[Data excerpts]
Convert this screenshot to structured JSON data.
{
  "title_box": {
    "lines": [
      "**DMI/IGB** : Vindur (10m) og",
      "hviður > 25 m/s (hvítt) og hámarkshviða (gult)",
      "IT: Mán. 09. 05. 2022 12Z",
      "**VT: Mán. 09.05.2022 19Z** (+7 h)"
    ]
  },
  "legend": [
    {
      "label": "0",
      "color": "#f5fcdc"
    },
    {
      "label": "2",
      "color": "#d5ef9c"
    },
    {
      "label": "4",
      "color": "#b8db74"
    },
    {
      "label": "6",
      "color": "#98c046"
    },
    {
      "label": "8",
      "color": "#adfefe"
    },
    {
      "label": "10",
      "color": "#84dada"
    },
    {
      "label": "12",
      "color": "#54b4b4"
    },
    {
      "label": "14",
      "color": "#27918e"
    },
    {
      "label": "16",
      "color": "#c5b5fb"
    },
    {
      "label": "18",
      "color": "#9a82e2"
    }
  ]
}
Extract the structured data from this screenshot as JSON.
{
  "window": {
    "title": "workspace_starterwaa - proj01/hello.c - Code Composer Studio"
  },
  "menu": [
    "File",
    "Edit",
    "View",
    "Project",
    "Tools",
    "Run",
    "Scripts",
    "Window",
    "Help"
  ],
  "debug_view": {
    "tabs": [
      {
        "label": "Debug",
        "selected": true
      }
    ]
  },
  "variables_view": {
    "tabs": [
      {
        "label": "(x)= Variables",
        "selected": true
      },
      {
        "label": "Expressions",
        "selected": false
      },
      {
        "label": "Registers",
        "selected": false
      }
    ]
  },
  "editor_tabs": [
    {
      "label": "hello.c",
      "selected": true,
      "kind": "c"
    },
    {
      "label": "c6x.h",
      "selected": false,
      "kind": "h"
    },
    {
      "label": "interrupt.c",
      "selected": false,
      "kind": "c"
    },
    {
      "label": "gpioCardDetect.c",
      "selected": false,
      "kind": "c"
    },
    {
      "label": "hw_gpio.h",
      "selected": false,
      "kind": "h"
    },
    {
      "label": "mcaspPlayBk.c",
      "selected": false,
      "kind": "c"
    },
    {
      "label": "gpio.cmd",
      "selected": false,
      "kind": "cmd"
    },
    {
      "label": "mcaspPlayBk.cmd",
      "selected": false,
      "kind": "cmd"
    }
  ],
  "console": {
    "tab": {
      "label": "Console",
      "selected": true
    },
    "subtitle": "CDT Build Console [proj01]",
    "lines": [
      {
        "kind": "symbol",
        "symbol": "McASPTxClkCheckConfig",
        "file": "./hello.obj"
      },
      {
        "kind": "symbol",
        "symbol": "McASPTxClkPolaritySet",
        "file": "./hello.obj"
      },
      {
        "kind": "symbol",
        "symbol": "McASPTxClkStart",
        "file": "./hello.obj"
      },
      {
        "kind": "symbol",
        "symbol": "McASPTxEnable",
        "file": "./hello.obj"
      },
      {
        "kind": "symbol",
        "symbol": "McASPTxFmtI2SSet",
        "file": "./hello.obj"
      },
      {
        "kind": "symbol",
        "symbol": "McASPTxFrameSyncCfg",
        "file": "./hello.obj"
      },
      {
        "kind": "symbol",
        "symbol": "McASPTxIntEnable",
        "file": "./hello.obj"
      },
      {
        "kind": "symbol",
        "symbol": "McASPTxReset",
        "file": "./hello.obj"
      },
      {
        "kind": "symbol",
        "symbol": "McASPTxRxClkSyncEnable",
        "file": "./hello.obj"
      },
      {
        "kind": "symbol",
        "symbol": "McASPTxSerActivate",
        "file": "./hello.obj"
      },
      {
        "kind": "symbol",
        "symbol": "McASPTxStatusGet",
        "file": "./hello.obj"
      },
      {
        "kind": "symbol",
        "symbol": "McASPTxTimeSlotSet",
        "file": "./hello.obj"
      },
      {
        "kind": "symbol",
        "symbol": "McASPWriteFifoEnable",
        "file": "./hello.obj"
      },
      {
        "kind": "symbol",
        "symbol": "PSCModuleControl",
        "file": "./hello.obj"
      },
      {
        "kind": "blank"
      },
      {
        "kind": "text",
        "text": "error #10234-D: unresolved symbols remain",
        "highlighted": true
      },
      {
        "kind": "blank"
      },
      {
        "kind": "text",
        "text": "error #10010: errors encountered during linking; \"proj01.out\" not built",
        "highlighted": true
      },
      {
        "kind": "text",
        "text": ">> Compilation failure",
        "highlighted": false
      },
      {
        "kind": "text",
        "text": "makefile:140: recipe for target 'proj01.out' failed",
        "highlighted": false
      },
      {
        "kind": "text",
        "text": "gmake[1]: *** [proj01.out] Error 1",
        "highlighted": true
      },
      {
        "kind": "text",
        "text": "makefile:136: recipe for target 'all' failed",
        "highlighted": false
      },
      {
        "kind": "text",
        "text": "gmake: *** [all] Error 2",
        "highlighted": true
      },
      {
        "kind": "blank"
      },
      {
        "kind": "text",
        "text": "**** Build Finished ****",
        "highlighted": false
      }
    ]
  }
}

== AIM ==
Extract the complete listing above, reproducing each line exactly.

== TASK RESPONSE ==
Convert this screenshot to structured JSON data.
{
  "title_box": {
    "lines": [
      "**DMI/IGB** : Vindur (10m) og",
      "hviður > 25 m/s (hvítt) og hámarkshviða (gult)",
      "IT: Mán. 09. 05. 2022 12Z",
      "**VT: Mán. 09.05.2022 19Z** (+7 h)"
    ]
  },
  "legend": [
    {
      "label": "0",
      "color": "#f5fcdc"
    },
    {
      "label": "2",
      "color": "#d5ef9c"
    },
    {
      "label": "4",
      "color": "#b8db74"
    },
    {
      "label": "6",
      "color": "#98c046"
    },
    {
      "label": "8",
      "color": "#adfefe"
    },
    {
      "label": "10",
      "color": "#84dada"
    },
    {
      "label": "12",
      "color": "#54b4b4"
    },
    {
      "label": "14",
      "color": "#27918e"
    },
    {
      "label": "16",
      "color": "#c5b5fb"
    },
    {
      "label": "18",
      "color": "#9a82e2"
    }
  ]
}
Extract the structured data from this screenshot as JSON.
{
  "window": {
    "title": "workspace_starterwaa - proj01/hello.c - Code Composer Studio"
  },
  "menu": [
    "File",
    "Edit",
    "View",
    "Project",
    "Tools",
    "Run",
    "Scripts",
    "Window",
    "Help"
  ],
  "debug_view": {
    "tabs": [
      {
        "label": "Debug",
        "selected": true
      }
    ]
  },
  "variables_view": {
    "tabs": [
      {
        "label": "(x)= Variables",
        "selected": true
      },
      {
        "label": "Expressions",
        "selected": false
      },
      {
        "label": "Registers",
        "selected": false
      }
    ]
  },
  "editor_tabs": [
    {
      "label": "hello.c",
      "selected": true,
      "kind": "c"
    },
    {
      "label": "c6x.h",
      "selected": false,
      "kind": "h"
    },
    {
      "label": "interrupt.c",
      "selected": false,
      "kind": "c"
    },
    {
      "label": "gpioCardDetect.c",
      "selected": false,
      "kind": "c"
    },
    {
      "label": "hw_gpio.h",
      "selected": false,
      "kind": "h"
    },
    {
      "label": "mcaspPlayBk.c",
      "selected": false,
      "kind": "c"
    },
    {
      "label": "gpio.cmd",
      "selected": false,
      "kind": "cmd"
    },
    {
      "label": "mcaspPlayBk.cmd",
      "selected": false,
      "kind": "cmd"
    }
  ],
  "console": {
    "tab": {
      "label": "Console",
      "selected": true
    },
    "subtitle": "CDT Build Console [proj01]",
    "lines": [
      {
        "kind": "symbol",
        "symbol": "McASPTxClkCheckConfig",
        "file": "./hello.obj"
      },
      {
        "kind": "symbol",
        "symbol": "McASPTxClkPolaritySet",
        "file": "./hello.obj"
      },
      {
        "kind": "symbol",
        "symbol": "McASPTxClkStart",
        "file": "./hello.obj"
      },
      {
        "kind": "symbol",
        "symbol": "McASPTxEnable",
        "file": "./hello.obj"
      },
      {
        "kind": "symbol",
        "symbol": "McASPTxFmtI2SSet",
        "file": "./hello.obj"
      },
      {
        "kind": "symbol",
        "symbol": "McASPTxFrameSyncCfg",
        "file": "./hello.obj"
      },
      {
        "kind": "symbol",
        "symbol": "McASPTxIntEnable",
        "file": "./hello.obj"
      },
      {
        "kind": "symbol",
        "symbol": "McASPTxReset",
        "file": "./hello.obj"
      },
      {
        "kind": "symbol",
        "symbol": "McASPTxRxClkSyncEnable",
        "file": "./hello.obj"
      },
      {
        "kind": "symbol",
        "symbol": "McASPTxSerActivate",
        "file": "./hello.obj"
      },
      {
        "kind": "symbol",
        "symbol": "McASPTxStatusGet",
        "file": "./hello.obj"
      },
      {
        "kind": "symbol",
        "symbol": "McASPTxTimeSlotSet",
        "file": "./hello.obj"
      },
      {
        "kind": "symbol",
        "symbol": "McASPWriteFifoEnable",
        "file": "./hello.obj"
      },
      {
        "kind": "symbol",
        "symbol": "PSCModuleControl",
        "file": "./hello.obj"
      },
      {
        "kind": "blank"
      },
      {
        "kind": "text",
        "text": "error #10234-D: unresolved symbols remain",
        "highlighted": true
      },
      {
        "kind": "blank"
      },
      {
        "kind": "text",
        "text": "error #10010: errors encountered during linking; \"proj01.out\" not built",
        "highlighted": true
      },
      {
        "kind": "text",
        "text": ">> Compilation failure",
        "highlighted": false
      },
      {
        "kind": "text",
        "text": "makefile:140: recipe for target 'proj01.out' failed",
        "highlighted": false
      },
      {
        "kind": "text",
        "text": "gmake[1]: *** [proj01.out] Error 1",
        "highlighted": true
      },
      {
        "kind": "text",
        "text": "makefile:136: recipe for target 'all' failed",
        "highlighted": false
      },
      {
        "kind": "text",
        "text": "gmake: *** [all] Error 2",
        "highlighted": true
      },
      {
        "kind": "blank"
      },
      {
        "kind": "text",
        "text": "**** Build Finished ****",
        "highlighted": false
      }
    ]
  }
}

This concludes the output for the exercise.